Dataset items:
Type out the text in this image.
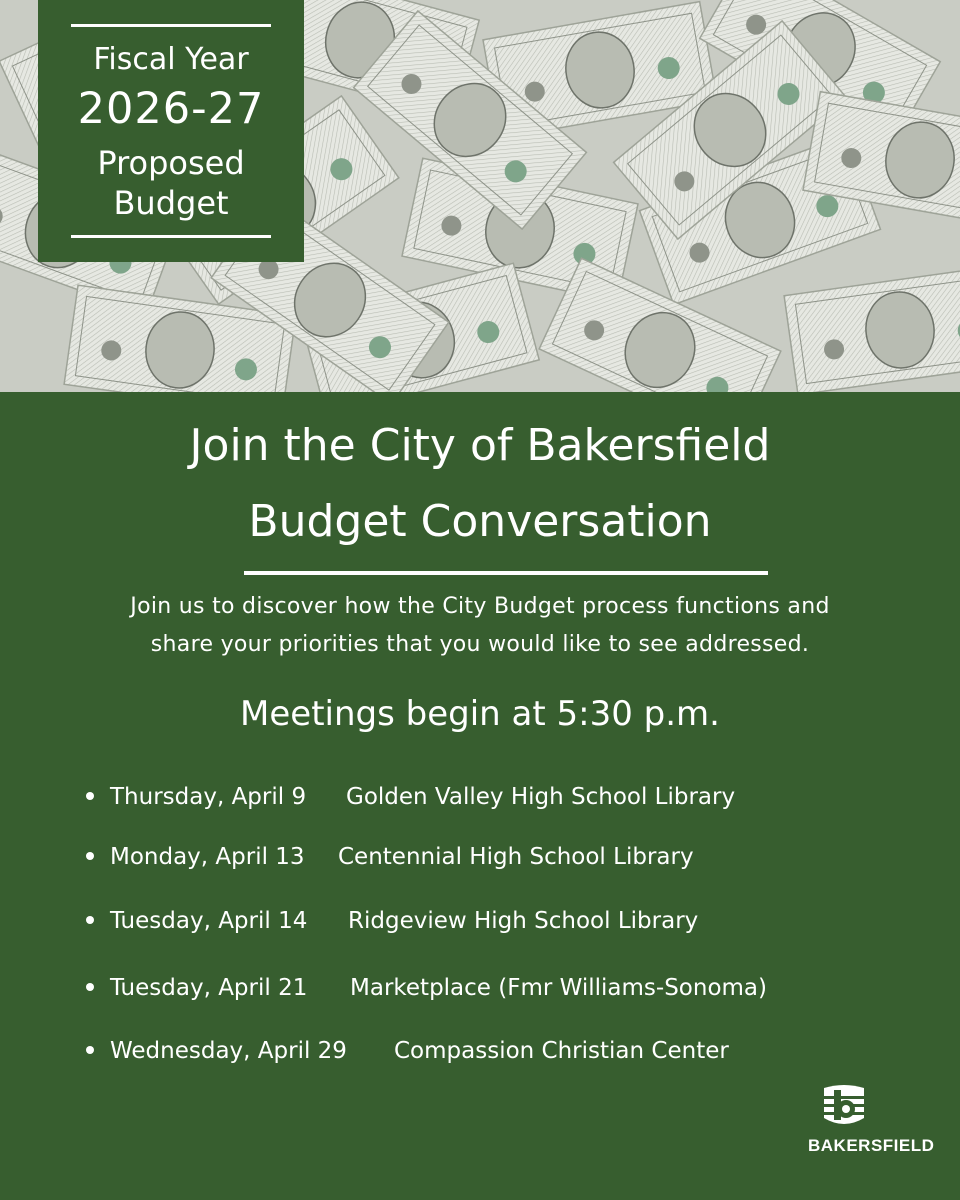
Fiscal Year
2026-27
Proposed
Budget
Join the City of Bakersfield
Budget Conversation
Join us to discover how the City Budget process functions and
share your priorities that you would like to see addressed.
Meetings begin at 5:30 p.m.
Thursday, April 9 Golden Valley High School Library
Monday, April 13 Centennial High School Library
Tuesday, April 14 Ridgeview High School Library
Tuesday, April 21 Marketplace (Fmr Williams-Sonoma)
Wednesday, April 29 Compassion Christian Center
BAKERSFIELD
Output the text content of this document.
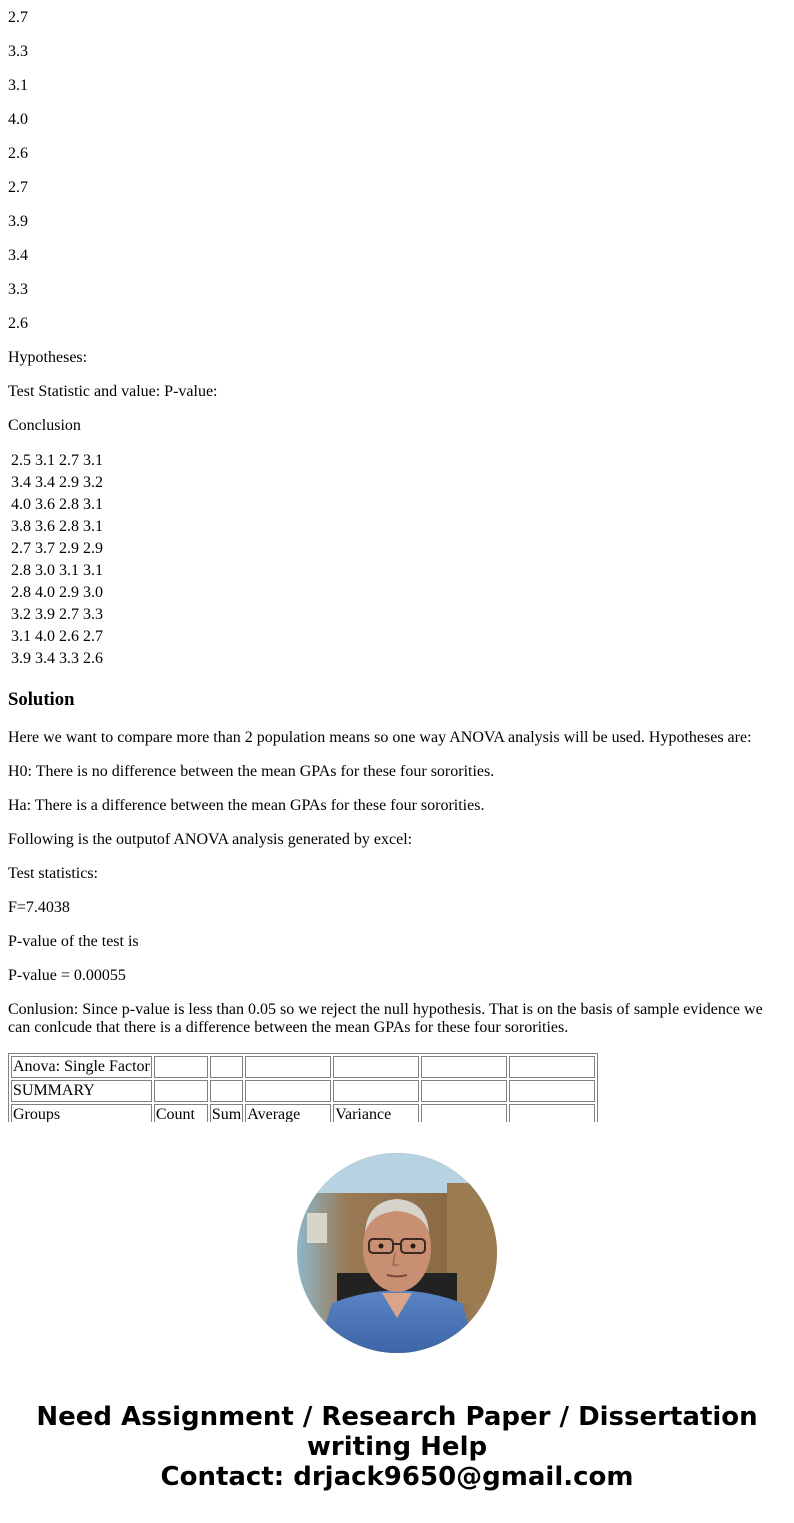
2.7

3.3

3.1

4.0

2.6

2.7

3.9

3.4

3.3

2.6

Hypotheses:

Test Statistic and value: P-value:

Conclusion

2.5 3.1 2.7 3.1
3.4 3.4 2.9 3.2
4.0 3.6 2.8 3.1
3.8 3.6 2.8 3.1
2.7 3.7 2.9 2.9
2.8 3.0 3.1 3.1
2.8 4.0 2.9 3.0
3.2 3.9 2.7 3.3
3.1 4.0 2.6 2.7
3.9 3.4 3.3 2.6
Solution

Here we want to compare more than 2 population means so one way ANOVA analysis will be used. Hypotheses are:

H0: There is no difference between the mean GPAs for these four sororities.

Ha: There is a difference between the mean GPAs for these four sororities.

Following is the outputof ANOVA analysis generated by excel:

Test statistics:

F=7.4038

P-value of the test is

P-value = 0.00055

Conlusion: Since p-value is less than 0.05 so we reject the null hypothesis. That is on the basis of sample evidence we can conlcude that there is a difference between the mean GPAs for these four sororities.

Anova: Single Factor						
SUMMARY						
Groups	Count	Sum	Average	Variance		
Need Assignment / Research Paper / Dissertation
writing Help
Contact: drjack9650@gmail.com
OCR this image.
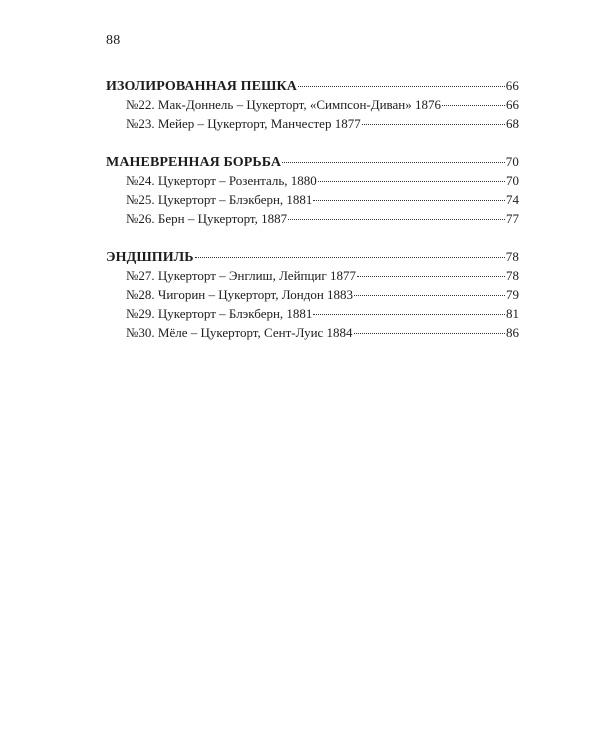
88
ИЗОЛИРОВАННАЯ ПЕШКА	66
№22. Мак-Доннель – Цукерторт, «Симпсон-Диван» 1876	66
№23. Мейер – Цукерторт, Манчестер 1877	68
МАНЕВРЕННАЯ БОРЬБА	70
№24. Цукерторт – Розенталь, 1880	70
№25. Цукерторт – Блэкберн, 1881	74
№26. Берн – Цукерторт, 1887	77
ЭНДШПИЛЬ	78
№27. Цукерторт – Энглиш, Лейпциг 1877	78
№28. Чигорин – Цукерторт, Лондон 1883	79
№29. Цукерторт – Блэкберн, 1881	81
№30. Мёле – Цукерторт, Сент-Луис 1884	86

REQUIREMENTS →
Transcribe the records verbatim and omit the images.

RESULT OF THIS EXERCISE →
Type out the text in this image.
Fiscal Year
2026-27
Proposed
Budget
Join the City of Bakersfield
Budget Conversation
Join us to discover how the City Budget process functions and
share your priorities that you would like to see addressed.
Meetings begin at 5:30 p.m.
Thursday, April 9 Golden Valley High School Library
Monday, April 13 Centennial High School Library
Tuesday, April 14 Ridgeview High School Library
Tuesday, April 21 Marketplace (Fmr Williams-Sonoma)
Wednesday, April 29 Compassion Christian Center
BAKERSFIELD
Output the text content of this document.
2.7

3.3

3.1

4.0

2.6

2.7

3.9

3.4

3.3

2.6

Hypotheses:

Test Statistic and value: P-value:

Conclusion

2.5 3.1 2.7 3.1
3.4 3.4 2.9 3.2
4.0 3.6 2.8 3.1
3.8 3.6 2.8 3.1
2.7 3.7 2.9 2.9
2.8 3.0 3.1 3.1
2.8 4.0 2.9 3.0
3.2 3.9 2.7 3.3
3.1 4.0 2.6 2.7
3.9 3.4 3.3 2.6
Solution

Here we want to compare more than 2 population means so one way ANOVA analysis will be used. Hypotheses are:

H0: There is no difference between the mean GPAs for these four sororities.

Ha: There is a difference between the mean GPAs for these four sororities.

Following is the outputof ANOVA analysis generated by excel:

Test statistics:

F=7.4038

P-value of the test is

P-value = 0.00055

Conlusion: Since p-value is less than 0.05 so we reject the null hypothesis. That is on the basis of sample evidence we can conlcude that there is a difference between the mean GPAs for these four sororities.

Anova: Single Factor						
SUMMARY						
Groups	Count	Sum	Average	Variance		
Need Assignment / Research Paper / Dissertation
writing Help
Contact: drjack9650@gmail.com
OCR this image.
88
ИЗОЛИРОВАННАЯ ПЕШКА	66
№22. Мак-Доннель – Цукерторт, «Симпсон-Диван» 1876	66
№23. Мейер – Цукерторт, Манчестер 1877	68
МАНЕВРЕННАЯ БОРЬБА	70
№24. Цукерторт – Розенталь, 1880	70
№25. Цукерторт – Блэкберн, 1881	74
№26. Берн – Цукерторт, 1887	77
ЭНДШПИЛЬ	78
№27. Цукерторт – Энглиш, Лейпциг 1877	78
№28. Чигорин – Цукерторт, Лондон 1883	79
№29. Цукерторт – Блэкберн, 1881	81
№30. Мёле – Цукерторт, Сент-Луис 1884	86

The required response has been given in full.